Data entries
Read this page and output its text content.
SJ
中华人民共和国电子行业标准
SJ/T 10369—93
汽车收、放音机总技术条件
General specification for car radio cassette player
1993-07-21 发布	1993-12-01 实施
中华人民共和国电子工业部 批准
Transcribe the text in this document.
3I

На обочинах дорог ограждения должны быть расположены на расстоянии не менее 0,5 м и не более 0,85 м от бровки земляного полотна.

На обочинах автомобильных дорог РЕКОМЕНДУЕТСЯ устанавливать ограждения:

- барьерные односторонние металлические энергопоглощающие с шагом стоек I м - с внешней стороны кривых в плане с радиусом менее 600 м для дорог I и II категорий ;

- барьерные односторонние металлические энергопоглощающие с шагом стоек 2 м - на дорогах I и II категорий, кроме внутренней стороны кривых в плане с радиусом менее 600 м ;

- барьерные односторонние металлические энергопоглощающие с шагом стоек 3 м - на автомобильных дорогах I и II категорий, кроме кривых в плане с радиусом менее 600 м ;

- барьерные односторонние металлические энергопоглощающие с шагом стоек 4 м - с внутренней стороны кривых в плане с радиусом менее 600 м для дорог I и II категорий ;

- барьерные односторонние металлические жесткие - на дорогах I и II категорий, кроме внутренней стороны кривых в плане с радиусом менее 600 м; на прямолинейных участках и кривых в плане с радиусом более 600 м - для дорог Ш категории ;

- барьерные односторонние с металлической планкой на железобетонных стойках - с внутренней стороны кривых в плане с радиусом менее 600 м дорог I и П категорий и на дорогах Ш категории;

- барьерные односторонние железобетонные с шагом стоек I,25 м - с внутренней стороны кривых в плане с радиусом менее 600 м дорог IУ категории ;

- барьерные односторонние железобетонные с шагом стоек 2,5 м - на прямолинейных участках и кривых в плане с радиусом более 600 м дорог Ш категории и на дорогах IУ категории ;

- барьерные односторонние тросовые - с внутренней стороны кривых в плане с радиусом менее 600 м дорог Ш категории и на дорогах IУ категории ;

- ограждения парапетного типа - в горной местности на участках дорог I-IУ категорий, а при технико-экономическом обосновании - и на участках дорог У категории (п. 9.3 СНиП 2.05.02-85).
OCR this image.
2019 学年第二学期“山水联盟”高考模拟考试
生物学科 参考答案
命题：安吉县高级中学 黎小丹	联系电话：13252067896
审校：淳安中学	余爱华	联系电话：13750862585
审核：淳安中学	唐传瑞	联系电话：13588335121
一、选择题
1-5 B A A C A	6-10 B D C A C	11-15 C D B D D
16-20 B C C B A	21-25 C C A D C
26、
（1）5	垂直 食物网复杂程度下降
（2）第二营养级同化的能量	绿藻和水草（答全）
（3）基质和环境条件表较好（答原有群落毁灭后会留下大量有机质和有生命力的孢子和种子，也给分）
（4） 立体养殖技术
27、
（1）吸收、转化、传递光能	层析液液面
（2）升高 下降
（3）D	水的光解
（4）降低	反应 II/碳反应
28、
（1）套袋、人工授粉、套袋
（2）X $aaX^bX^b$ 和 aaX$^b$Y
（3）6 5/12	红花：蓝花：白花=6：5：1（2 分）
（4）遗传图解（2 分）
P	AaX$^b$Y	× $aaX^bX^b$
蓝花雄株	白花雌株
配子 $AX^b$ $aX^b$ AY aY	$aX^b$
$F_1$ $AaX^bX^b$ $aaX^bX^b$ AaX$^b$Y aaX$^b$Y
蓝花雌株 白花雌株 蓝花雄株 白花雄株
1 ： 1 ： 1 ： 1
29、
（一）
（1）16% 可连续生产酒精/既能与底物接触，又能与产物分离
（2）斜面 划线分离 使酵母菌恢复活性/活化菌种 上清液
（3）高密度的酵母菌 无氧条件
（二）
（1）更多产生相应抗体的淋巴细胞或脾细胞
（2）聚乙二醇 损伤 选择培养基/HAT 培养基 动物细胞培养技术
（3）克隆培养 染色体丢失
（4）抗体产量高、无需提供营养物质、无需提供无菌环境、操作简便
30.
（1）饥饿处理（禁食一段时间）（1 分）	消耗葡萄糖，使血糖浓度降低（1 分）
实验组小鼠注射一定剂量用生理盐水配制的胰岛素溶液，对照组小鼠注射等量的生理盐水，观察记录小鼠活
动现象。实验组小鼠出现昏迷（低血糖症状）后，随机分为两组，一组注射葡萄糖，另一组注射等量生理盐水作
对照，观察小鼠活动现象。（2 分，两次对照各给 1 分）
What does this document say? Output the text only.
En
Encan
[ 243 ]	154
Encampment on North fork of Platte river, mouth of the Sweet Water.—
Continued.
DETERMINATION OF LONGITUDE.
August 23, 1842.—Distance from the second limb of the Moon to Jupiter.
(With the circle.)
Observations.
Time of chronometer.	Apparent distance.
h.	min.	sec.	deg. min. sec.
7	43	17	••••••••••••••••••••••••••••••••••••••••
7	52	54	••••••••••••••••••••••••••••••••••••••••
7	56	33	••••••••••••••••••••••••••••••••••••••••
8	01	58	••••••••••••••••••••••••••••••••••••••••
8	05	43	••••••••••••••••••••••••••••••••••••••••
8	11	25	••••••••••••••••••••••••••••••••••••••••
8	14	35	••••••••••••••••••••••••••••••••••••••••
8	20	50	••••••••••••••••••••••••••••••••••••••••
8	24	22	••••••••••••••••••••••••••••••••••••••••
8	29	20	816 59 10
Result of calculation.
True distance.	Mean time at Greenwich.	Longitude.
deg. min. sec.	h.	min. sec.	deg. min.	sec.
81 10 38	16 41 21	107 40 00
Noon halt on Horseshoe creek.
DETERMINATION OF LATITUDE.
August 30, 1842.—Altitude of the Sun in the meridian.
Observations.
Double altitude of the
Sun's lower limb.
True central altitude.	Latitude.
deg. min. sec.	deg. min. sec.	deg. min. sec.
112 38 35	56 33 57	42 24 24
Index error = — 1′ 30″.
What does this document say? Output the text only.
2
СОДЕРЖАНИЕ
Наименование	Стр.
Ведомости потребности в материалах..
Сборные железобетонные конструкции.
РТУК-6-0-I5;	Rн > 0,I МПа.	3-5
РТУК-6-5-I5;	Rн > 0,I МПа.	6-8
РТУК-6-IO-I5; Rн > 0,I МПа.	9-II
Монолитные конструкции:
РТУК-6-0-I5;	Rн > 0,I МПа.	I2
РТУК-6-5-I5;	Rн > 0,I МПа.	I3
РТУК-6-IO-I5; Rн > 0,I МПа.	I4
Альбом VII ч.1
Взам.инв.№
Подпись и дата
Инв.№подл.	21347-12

**EXERCISE DIRECTIONS:** Each entry above needs to be retyped exactly.

**WRITTEN RESPONSE:**
Read this page and output its text content.
SJ
中华人民共和国电子行业标准
SJ/T 10369—93
汽车收、放音机总技术条件
General specification for car radio cassette player
1993-07-21 发布	1993-12-01 实施
中华人民共和国电子工业部 批准
Transcribe the text in this document.
3I

На обочинах дорог ограждения должны быть расположены на расстоянии не менее 0,5 м и не более 0,85 м от бровки земляного полотна.

На обочинах автомобильных дорог РЕКОМЕНДУЕТСЯ устанавливать ограждения:

- барьерные односторонние металлические энергопоглощающие с шагом стоек I м - с внешней стороны кривых в плане с радиусом менее 600 м для дорог I и II категорий ;

- барьерные односторонние металлические энергопоглощающие с шагом стоек 2 м - на дорогах I и II категорий, кроме внутренней стороны кривых в плане с радиусом менее 600 м ;

- барьерные односторонние металлические энергопоглощающие с шагом стоек 3 м - на автомобильных дорогах I и II категорий, кроме кривых в плане с радиусом менее 600 м ;

- барьерные односторонние металлические энергопоглощающие с шагом стоек 4 м - с внутренней стороны кривых в плане с радиусом менее 600 м для дорог I и II категорий ;

- барьерные односторонние металлические жесткие - на дорогах I и II категорий, кроме внутренней стороны кривых в плане с радиусом менее 600 м; на прямолинейных участках и кривых в плане с радиусом более 600 м - для дорог Ш категории ;

- барьерные односторонние с металлической планкой на железобетонных стойках - с внутренней стороны кривых в плане с радиусом менее 600 м дорог I и П категорий и на дорогах Ш категории;

- барьерные односторонние железобетонные с шагом стоек I,25 м - с внутренней стороны кривых в плане с радиусом менее 600 м дорог IУ категории ;

- барьерные односторонние железобетонные с шагом стоек 2,5 м - на прямолинейных участках и кривых в плане с радиусом более 600 м дорог Ш категории и на дорогах IУ категории ;

- барьерные односторонние тросовые - с внутренней стороны кривых в плане с радиусом менее 600 м дорог Ш категории и на дорогах IУ категории ;

- ограждения парапетного типа - в горной местности на участках дорог I-IУ категорий, а при технико-экономическом обосновании - и на участках дорог У категории (п. 9.3 СНиП 2.05.02-85).
OCR this image.
2019 学年第二学期“山水联盟”高考模拟考试
生物学科 参考答案
命题：安吉县高级中学 黎小丹	联系电话：13252067896
审校：淳安中学	余爱华	联系电话：13750862585
审核：淳安中学	唐传瑞	联系电话：13588335121
一、选择题
1-5 B A A C A	6-10 B D C A C	11-15 C D B D D
16-20 B C C B A	21-25 C C A D C
26、
（1）5	垂直 食物网复杂程度下降
（2）第二营养级同化的能量	绿藻和水草（答全）
（3）基质和环境条件表较好（答原有群落毁灭后会留下大量有机质和有生命力的孢子和种子，也给分）
（4） 立体养殖技术
27、
（1）吸收、转化、传递光能	层析液液面
（2）升高 下降
（3）D	水的光解
（4）降低	反应 II/碳反应
28、
（1）套袋、人工授粉、套袋
（2）X $aaX^bX^b$ 和 aaX$^b$Y
（3）6 5/12	红花：蓝花：白花=6：5：1（2 分）
（4）遗传图解（2 分）
P	AaX$^b$Y	× $aaX^bX^b$
蓝花雄株	白花雌株
配子 $AX^b$ $aX^b$ AY aY	$aX^b$
$F_1$ $AaX^bX^b$ $aaX^bX^b$ AaX$^b$Y aaX$^b$Y
蓝花雌株 白花雌株 蓝花雄株 白花雄株
1 ： 1 ： 1 ： 1
29、
（一）
（1）16% 可连续生产酒精/既能与底物接触，又能与产物分离
（2）斜面 划线分离 使酵母菌恢复活性/活化菌种 上清液
（3）高密度的酵母菌 无氧条件
（二）
（1）更多产生相应抗体的淋巴细胞或脾细胞
（2）聚乙二醇 损伤 选择培养基/HAT 培养基 动物细胞培养技术
（3）克隆培养 染色体丢失
（4）抗体产量高、无需提供营养物质、无需提供无菌环境、操作简便
30.
（1）饥饿处理（禁食一段时间）（1 分）	消耗葡萄糖，使血糖浓度降低（1 分）
实验组小鼠注射一定剂量用生理盐水配制的胰岛素溶液，对照组小鼠注射等量的生理盐水，观察记录小鼠活
动现象。实验组小鼠出现昏迷（低血糖症状）后，随机分为两组，一组注射葡萄糖，另一组注射等量生理盐水作
对照，观察小鼠活动现象。（2 分，两次对照各给 1 分）
What does this document say? Output the text only.
En
Encan
[ 243 ]	154
Encampment on North fork of Platte river, mouth of the Sweet Water.—
Continued.
DETERMINATION OF LONGITUDE.
August 23, 1842.—Distance from the second limb of the Moon to Jupiter.
(With the circle.)
Observations.
Time of chronometer.	Apparent distance.
h.	min.	sec.	deg. min. sec.
7	43	17	••••••••••••••••••••••••••••••••••••••••
7	52	54	••••••••••••••••••••••••••••••••••••••••
7	56	33	••••••••••••••••••••••••••••••••••••••••
8	01	58	••••••••••••••••••••••••••••••••••••••••
8	05	43	••••••••••••••••••••••••••••••••••••••••
8	11	25	••••••••••••••••••••••••••••••••••••••••
8	14	35	••••••••••••••••••••••••••••••••••••••••
8	20	50	••••••••••••••••••••••••••••••••••••••••
8	24	22	••••••••••••••••••••••••••••••••••••••••
8	29	20	816 59 10
Result of calculation.
True distance.	Mean time at Greenwich.	Longitude.
deg. min. sec.	h.	min. sec.	deg. min.	sec.
81 10 38	16 41 21	107 40 00
Noon halt on Horseshoe creek.
DETERMINATION OF LATITUDE.
August 30, 1842.—Altitude of the Sun in the meridian.
Observations.
Double altitude of the
Sun's lower limb.
True central altitude.	Latitude.
deg. min. sec.	deg. min. sec.	deg. min. sec.
112 38 35	56 33 57	42 24 24
Index error = — 1′ 30″.
What does this document say? Output the text only.
2
СОДЕРЖАНИЕ
Наименование	Стр.
Ведомости потребности в материалах..
Сборные железобетонные конструкции.
РТУК-6-0-I5;	Rн > 0,I МПа.	3-5
РТУК-6-5-I5;	Rн > 0,I МПа.	6-8
РТУК-6-IO-I5; Rн > 0,I МПа.	9-II
Монолитные конструкции:
РТУК-6-0-I5;	Rн > 0,I МПа.	I2
РТУК-6-5-I5;	Rн > 0,I МПа.	I3
РТУК-6-IO-I5; Rн > 0,I МПа.	I4
Альбом VII ч.1
Взам.инв.№
Подпись и дата
Инв.№подл.	21347-12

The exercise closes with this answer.